■ INPUT DATA
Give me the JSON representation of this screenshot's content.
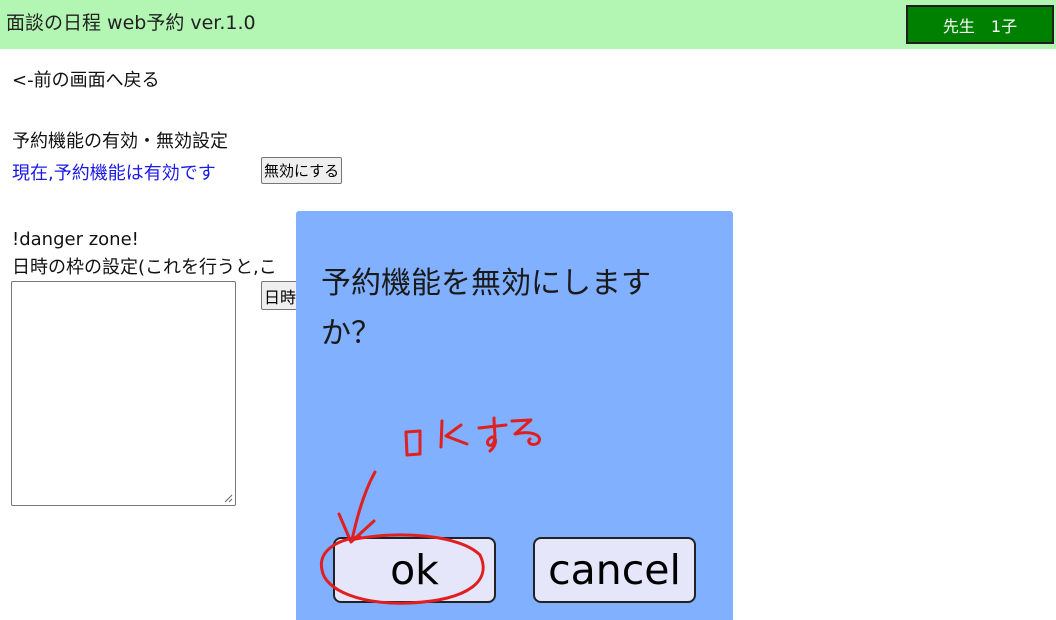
{
  "header": {
    "app_title": "面談の日程 web予約 ver.1.0",
    "user_badge": "先生　1子",
    "colors": {
      "header_bg": "#b3f5b3",
      "badge_bg": "#008000"
    }
  },
  "main": {
    "back_link": "<-前の画面へ戻る",
    "reservation_section": {
      "title": "予約機能の有効・無効設定",
      "status": "現在,予約機能は有効です",
      "toggle_button": "無効にする"
    },
    "danger_section": {
      "title": "!danger zone!",
      "description": "日時の枠の設定(これを行うと,こ",
      "textarea_value": "",
      "apply_button": "日時"
    }
  },
  "dialog": {
    "message": "予約機能を無効にしますか？",
    "ok_label": "ok",
    "cancel_label": "cancel",
    "colors": {
      "dialog_bg": "#80b0ff",
      "button_bg": "#e6e6fa"
    }
  },
  "annotation": {
    "handwritten_note": "OKする",
    "color": "#e02020"
  }
}
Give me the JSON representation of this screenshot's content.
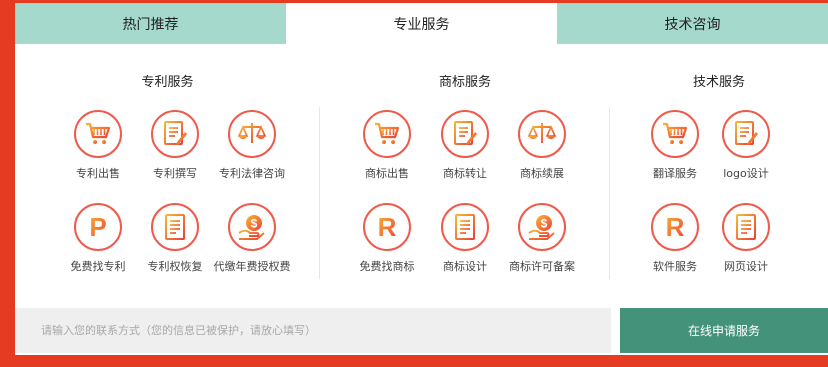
{
  "tabs": [
    {
      "label": "热门推荐",
      "active": false
    },
    {
      "label": "专业服务",
      "active": true
    },
    {
      "label": "技术咨询",
      "active": false
    }
  ],
  "columns": [
    {
      "title": "专利服务",
      "items": [
        {
          "label": "专利出售",
          "icon": "cart-icon"
        },
        {
          "label": "专利撰写",
          "icon": "document-edit-icon"
        },
        {
          "label": "专利法律咨询",
          "icon": "scale-icon"
        },
        {
          "label": "免费找专利",
          "icon": "letter-p-icon"
        },
        {
          "label": "专利权恢复",
          "icon": "document-icon"
        },
        {
          "label": "代缴年费授权费",
          "icon": "coin-hand-icon"
        }
      ]
    },
    {
      "title": "商标服务",
      "items": [
        {
          "label": "商标出售",
          "icon": "cart-icon"
        },
        {
          "label": "商标转让",
          "icon": "document-edit-icon"
        },
        {
          "label": "商标续展",
          "icon": "scale-icon"
        },
        {
          "label": "免费找商标",
          "icon": "letter-r-icon"
        },
        {
          "label": "商标设计",
          "icon": "document-icon"
        },
        {
          "label": "商标许可备案",
          "icon": "coin-hand-icon"
        }
      ]
    },
    {
      "title": "技术服务",
      "items": [
        {
          "label": "翻译服务",
          "icon": "cart-icon"
        },
        {
          "label": "logo设计",
          "icon": "document-edit-icon"
        },
        {
          "label": "软件服务",
          "icon": "letter-r-icon"
        },
        {
          "label": "网页设计",
          "icon": "document-icon"
        }
      ]
    }
  ],
  "contact": {
    "placeholder": "请输入您的联系方式（您的信息已被保护，请放心填写）",
    "submit_label": "在线申请服务"
  },
  "colors": {
    "background": "#e63b23",
    "tab_inactive": "#a5d9cb",
    "icon_border": "#ef5a4a",
    "icon_gradient_start": "#f7b733",
    "icon_gradient_end": "#ee4036",
    "submit_button": "#44927a"
  }
}
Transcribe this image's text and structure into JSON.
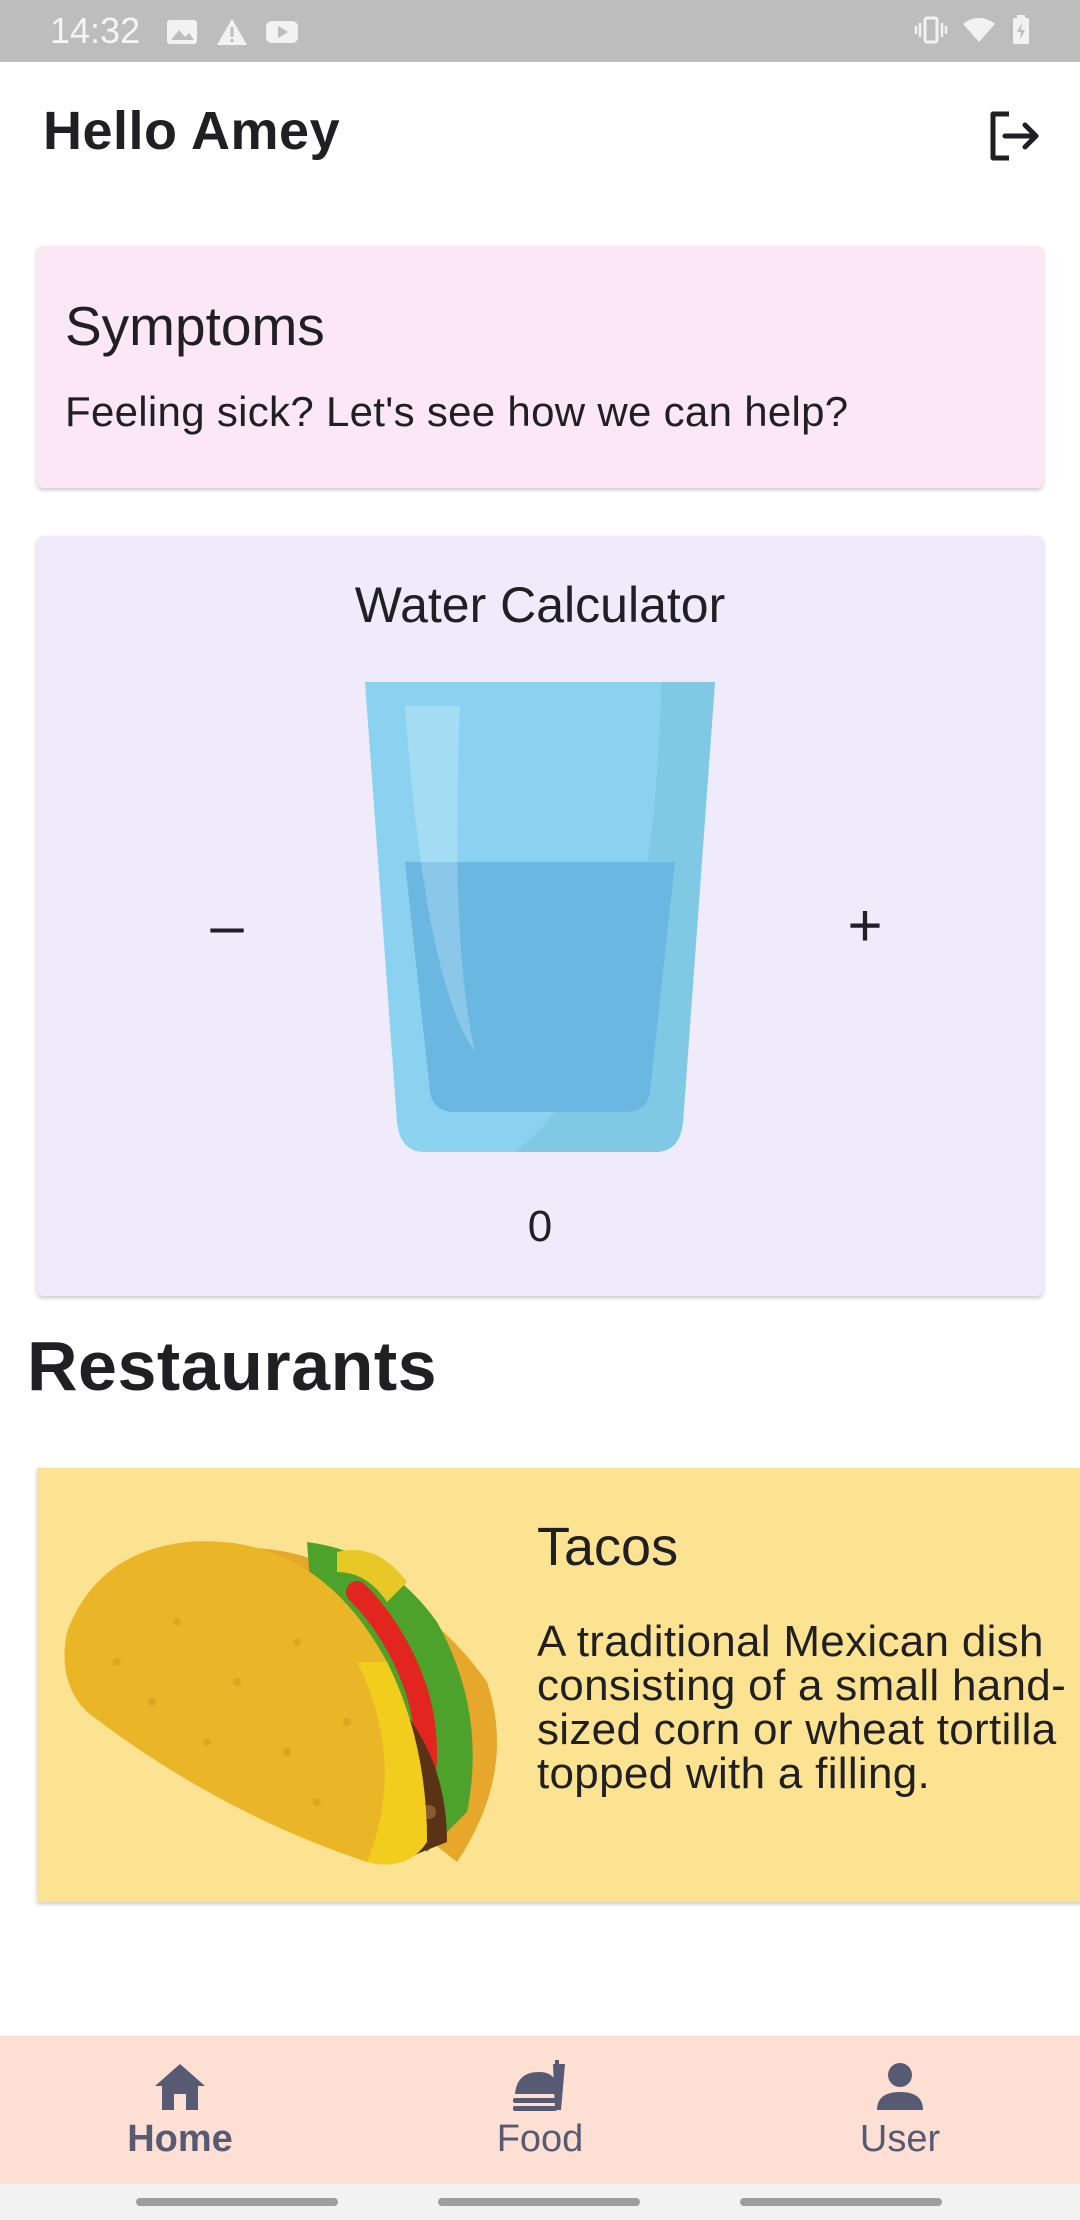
{
  "status_bar": {
    "time": "14:32",
    "left_icons": [
      "image-icon",
      "warning-icon",
      "youtube-icon"
    ],
    "right_icons": [
      "vibrate-icon",
      "wifi-icon",
      "battery-charging-icon"
    ]
  },
  "header": {
    "greeting": "Hello Amey",
    "logout_icon": "logout-icon"
  },
  "symptoms": {
    "title": "Symptoms",
    "text": "Feeling sick? Let's see how we can help?"
  },
  "water": {
    "title": "Water Calculator",
    "minus_label": "–",
    "plus_label": "+",
    "count": "0"
  },
  "restaurants": {
    "heading": "Restaurants",
    "items": [
      {
        "title": "Tacos",
        "description": "A traditional Mexican dish consisting of a small hand-sized corn or wheat tortilla topped with a filling."
      }
    ]
  },
  "bottom_nav": {
    "items": [
      {
        "label": "Home",
        "icon": "home-icon"
      },
      {
        "label": "Food",
        "icon": "food-icon"
      },
      {
        "label": "User",
        "icon": "user-icon"
      }
    ]
  },
  "colors": {
    "symptoms_bg": "#fce7f6",
    "water_bg": "#efebfb",
    "restaurant_bg": "#fce392",
    "nav_bg": "#fde0d3",
    "nav_text": "#565a73"
  }
}
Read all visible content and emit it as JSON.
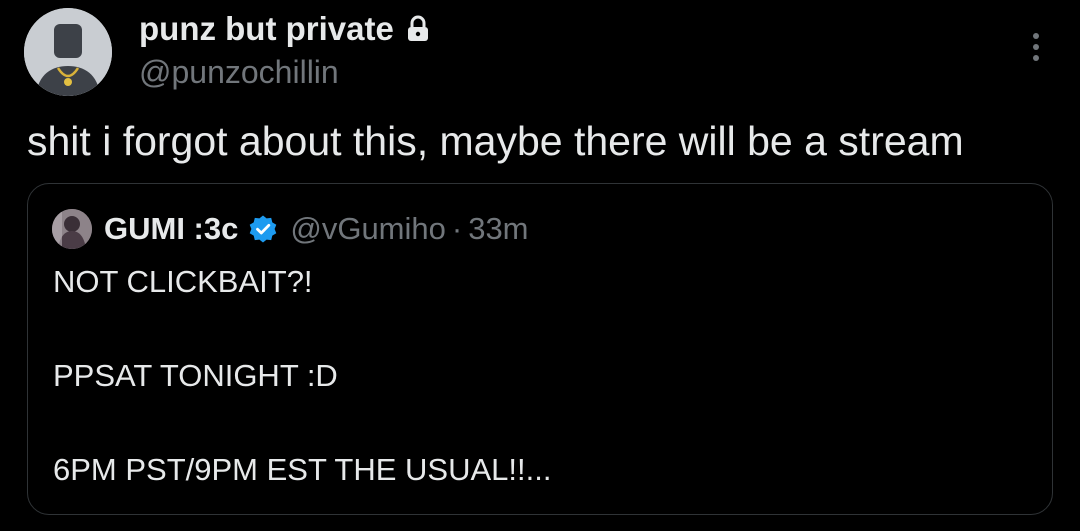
{
  "tweet": {
    "author": {
      "name": "punz but private",
      "handle": "@punzochillin",
      "locked": true
    },
    "text": "shit i forgot about this, maybe there will be a stream",
    "menu_icon": "more-vertical-icon"
  },
  "quote": {
    "author": {
      "name": "GUMI :3c",
      "handle": "@vGumiho",
      "verified": true
    },
    "separator": "·",
    "time": "33m",
    "lines": [
      "NOT CLICKBAIT?!",
      "PPSAT TONIGHT :D",
      "6PM PST/9PM EST THE USUAL!!..."
    ]
  },
  "colors": {
    "background": "#000000",
    "text_primary": "#e7e9ea",
    "text_secondary": "#71767b",
    "border": "#2f3336",
    "verified_blue": "#1d9bf0"
  }
}
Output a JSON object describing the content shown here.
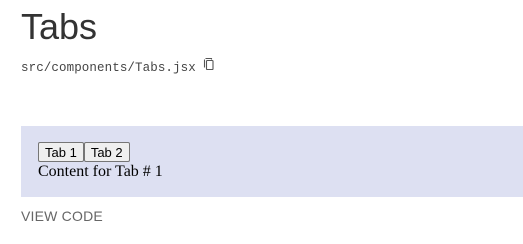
{
  "header": {
    "title": "Tabs",
    "file_path": "src/components/Tabs.jsx",
    "copy_icon": "copy-icon"
  },
  "preview": {
    "background_color": "#dde0f2",
    "tabs": [
      {
        "label": "Tab 1"
      },
      {
        "label": "Tab 2"
      }
    ],
    "content": "Content for Tab # 1"
  },
  "footer": {
    "view_code_label": "VIEW CODE"
  }
}
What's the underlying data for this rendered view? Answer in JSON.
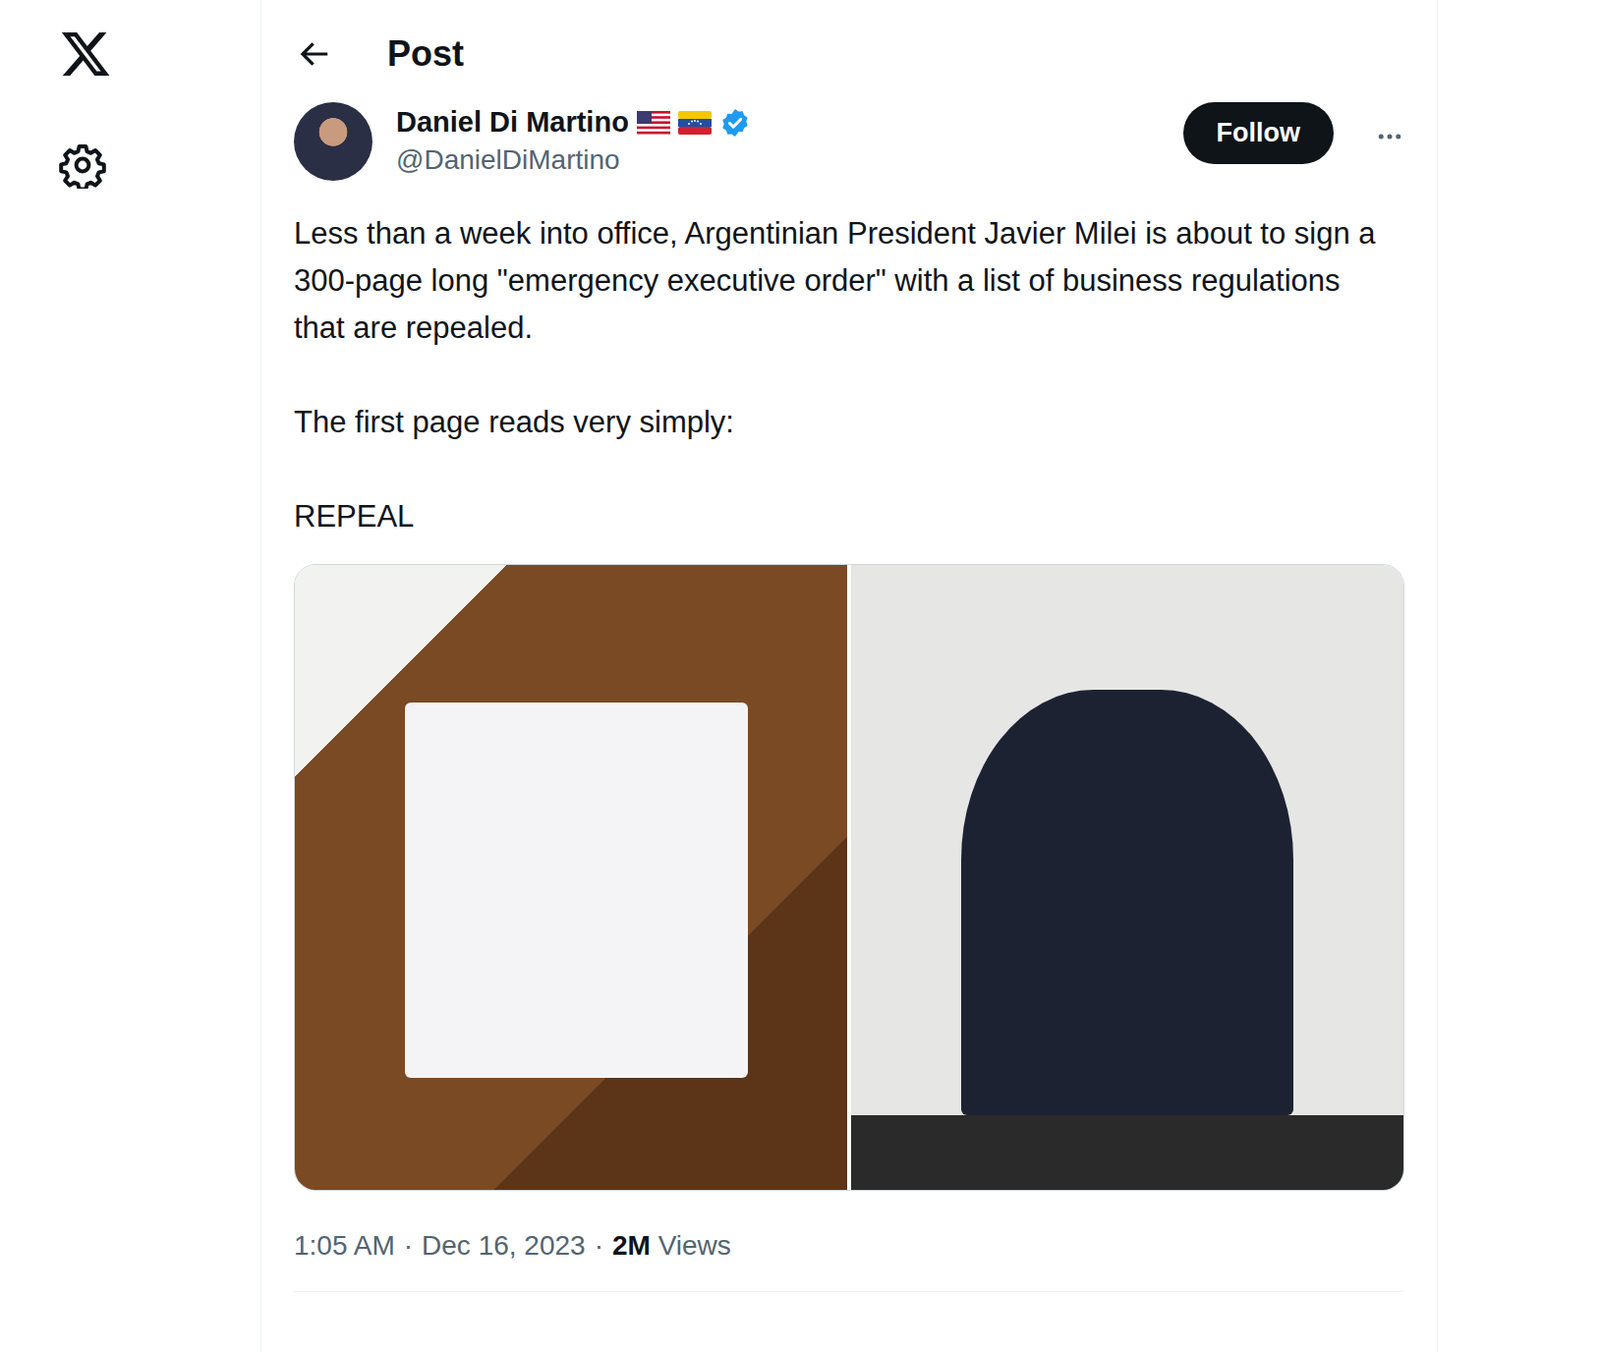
{
  "header": {
    "title": "Post"
  },
  "post": {
    "author": {
      "name": "Daniel Di Martino",
      "handle": "@DanielDiMartino"
    },
    "follow_button": "Follow",
    "paragraphs": [
      "Less than a week into office, Argentinian President Javier Milei is about to sign a 300-page long \"emergency executive order\" with a list of business regulations that are repealed.",
      "The first page reads very simply:",
      "REPEAL"
    ],
    "meta": {
      "time": "1:05 AM",
      "separator": "·",
      "date": "Dec 16, 2023",
      "views_count": "2M",
      "views_label": "Views"
    }
  }
}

■ WORK TO COMPLETE
Reproduce each line from the records that contains the word "JSON".

■ RESPONSE
Give me the JSON representation of this screenshot's content.
Give me the JSON representation of this screenshot's content.
Transcribe this image's text and structure into JSON.
Read all visible content and emit it as JSON.
Output a JSON object describing the content shown here.
What's the underlying data for this rendered view? Answer in JSON.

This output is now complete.